TASK TO COMPLETE: In your copy, leave out the pictures and repeat the entries below exactly.

*-*-*

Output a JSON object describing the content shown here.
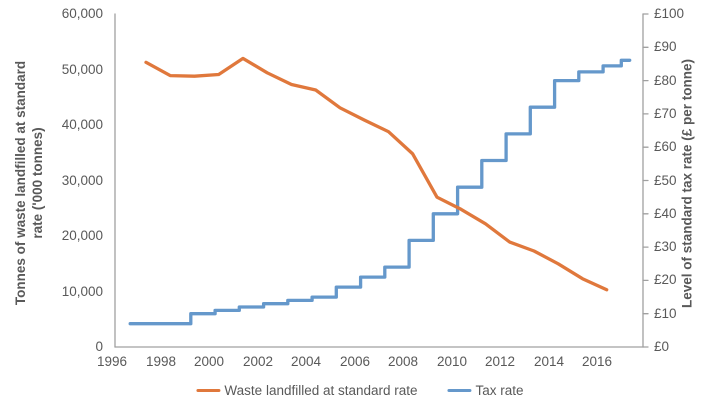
{
  "chart_data": {
    "type": "line",
    "title": "",
    "grid": false,
    "background": "#ffffff",
    "x_axis": {
      "tick_labels": [
        "1996",
        "1998",
        "2000",
        "2002",
        "2004",
        "2006",
        "2008",
        "2010",
        "2012",
        "2014",
        "2016"
      ],
      "tick_years": [
        1996,
        1998,
        2000,
        2002,
        2004,
        2006,
        2008,
        2010,
        2012,
        2014,
        2016
      ],
      "range": [
        1996.1,
        2017.9
      ]
    },
    "y_axis_left": {
      "label": "Tonnes of waste landfilled at standard rate ('000 tonnes)",
      "label_lines": [
        "Tonnes of waste landfilled at standard",
        "rate ('000 tonnes)"
      ],
      "tick_labels": [
        "0",
        "10,000",
        "20,000",
        "30,000",
        "40,000",
        "50,000",
        "60,000"
      ],
      "tick_values": [
        0,
        10000,
        20000,
        30000,
        40000,
        50000,
        60000
      ],
      "range": [
        0,
        60000
      ]
    },
    "y_axis_right": {
      "label": "Level of standard tax rate (£ per tonne)",
      "tick_labels": [
        "£0",
        "£10",
        "£20",
        "£30",
        "£40",
        "£50",
        "£60",
        "£70",
        "£80",
        "£90",
        "£100"
      ],
      "tick_values": [
        0,
        10,
        20,
        30,
        40,
        50,
        60,
        70,
        80,
        90,
        100
      ],
      "range": [
        0,
        100
      ]
    },
    "series": [
      {
        "name": "Waste landfilled at standard rate",
        "style": "line",
        "axis": "left",
        "color": "#E0783C",
        "years": [
          1997,
          1998,
          1999,
          2000,
          2001,
          2002,
          2003,
          2004,
          2005,
          2006,
          2007,
          2008,
          2009,
          2010,
          2011,
          2012,
          2013,
          2014,
          2015,
          2016
        ],
        "values": [
          51300,
          48900,
          48800,
          49100,
          52000,
          49400,
          47300,
          46300,
          43100,
          40900,
          38800,
          34800,
          27000,
          24800,
          22200,
          18900,
          17300,
          15000,
          12300,
          10300
        ],
        "plot_year_offset": 0.4
      },
      {
        "name": "Tax rate",
        "style": "step",
        "axis": "right",
        "color": "#6598CB",
        "steps": [
          [
            1996.75,
            7
          ],
          [
            1999.25,
            10
          ],
          [
            2000.25,
            11
          ],
          [
            2001.25,
            12
          ],
          [
            2002.25,
            13
          ],
          [
            2003.25,
            14
          ],
          [
            2004.25,
            15
          ],
          [
            2005.25,
            18
          ],
          [
            2006.25,
            21
          ],
          [
            2007.25,
            24
          ],
          [
            2008.25,
            32
          ],
          [
            2009.25,
            40
          ],
          [
            2010.25,
            48
          ],
          [
            2011.25,
            56
          ],
          [
            2012.25,
            64
          ],
          [
            2013.25,
            72
          ],
          [
            2014.25,
            80
          ],
          [
            2015.25,
            82.6
          ],
          [
            2016.25,
            84.4
          ],
          [
            2017.0,
            86.1
          ]
        ],
        "end_year": 2017.35
      }
    ],
    "legend": {
      "position": "bottom",
      "items": [
        "Waste landfilled at standard rate",
        "Tax rate"
      ]
    }
  },
  "colors": {
    "axis_line": "#A0A0A0",
    "tick_text": "#595959",
    "title_text": "#595959",
    "waste_line": "#E0783C",
    "tax_line": "#6598CB",
    "background": "#FFFFFF"
  }
}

*-*-*

TASK RESPONSE:
Output a JSON object describing the content shown here.
{
  "chart_data": {
    "type": "line",
    "title": "",
    "grid": false,
    "background": "#ffffff",
    "x_axis": {
      "tick_labels": [
        "1996",
        "1998",
        "2000",
        "2002",
        "2004",
        "2006",
        "2008",
        "2010",
        "2012",
        "2014",
        "2016"
      ],
      "tick_years": [
        1996,
        1998,
        2000,
        2002,
        2004,
        2006,
        2008,
        2010,
        2012,
        2014,
        2016
      ],
      "range": [
        1996.1,
        2017.9
      ]
    },
    "y_axis_left": {
      "label": "Tonnes of waste landfilled at standard rate ('000 tonnes)",
      "label_lines": [
        "Tonnes of waste landfilled at standard",
        "rate ('000 tonnes)"
      ],
      "tick_labels": [
        "0",
        "10,000",
        "20,000",
        "30,000",
        "40,000",
        "50,000",
        "60,000"
      ],
      "tick_values": [
        0,
        10000,
        20000,
        30000,
        40000,
        50000,
        60000
      ],
      "range": [
        0,
        60000
      ]
    },
    "y_axis_right": {
      "label": "Level of standard tax rate (£ per tonne)",
      "tick_labels": [
        "£0",
        "£10",
        "£20",
        "£30",
        "£40",
        "£50",
        "£60",
        "£70",
        "£80",
        "£90",
        "£100"
      ],
      "tick_values": [
        0,
        10,
        20,
        30,
        40,
        50,
        60,
        70,
        80,
        90,
        100
      ],
      "range": [
        0,
        100
      ]
    },
    "series": [
      {
        "name": "Waste landfilled at standard rate",
        "style": "line",
        "axis": "left",
        "color": "#E0783C",
        "years": [
          1997,
          1998,
          1999,
          2000,
          2001,
          2002,
          2003,
          2004,
          2005,
          2006,
          2007,
          2008,
          2009,
          2010,
          2011,
          2012,
          2013,
          2014,
          2015,
          2016
        ],
        "values": [
          51300,
          48900,
          48800,
          49100,
          52000,
          49400,
          47300,
          46300,
          43100,
          40900,
          38800,
          34800,
          27000,
          24800,
          22200,
          18900,
          17300,
          15000,
          12300,
          10300
        ],
        "plot_year_offset": 0.4
      },
      {
        "name": "Tax rate",
        "style": "step",
        "axis": "right",
        "color": "#6598CB",
        "steps": [
          [
            1996.75,
            7
          ],
          [
            1999.25,
            10
          ],
          [
            2000.25,
            11
          ],
          [
            2001.25,
            12
          ],
          [
            2002.25,
            13
          ],
          [
            2003.25,
            14
          ],
          [
            2004.25,
            15
          ],
          [
            2005.25,
            18
          ],
          [
            2006.25,
            21
          ],
          [
            2007.25,
            24
          ],
          [
            2008.25,
            32
          ],
          [
            2009.25,
            40
          ],
          [
            2010.25,
            48
          ],
          [
            2011.25,
            56
          ],
          [
            2012.25,
            64
          ],
          [
            2013.25,
            72
          ],
          [
            2014.25,
            80
          ],
          [
            2015.25,
            82.6
          ],
          [
            2016.25,
            84.4
          ],
          [
            2017.0,
            86.1
          ]
        ],
        "end_year": 2017.35
      }
    ],
    "legend": {
      "position": "bottom",
      "items": [
        "Waste landfilled at standard rate",
        "Tax rate"
      ]
    }
  },
  "colors": {
    "axis_line": "#A0A0A0",
    "tick_text": "#595959",
    "title_text": "#595959",
    "waste_line": "#E0783C",
    "tax_line": "#6598CB",
    "background": "#FFFFFF"
  }
}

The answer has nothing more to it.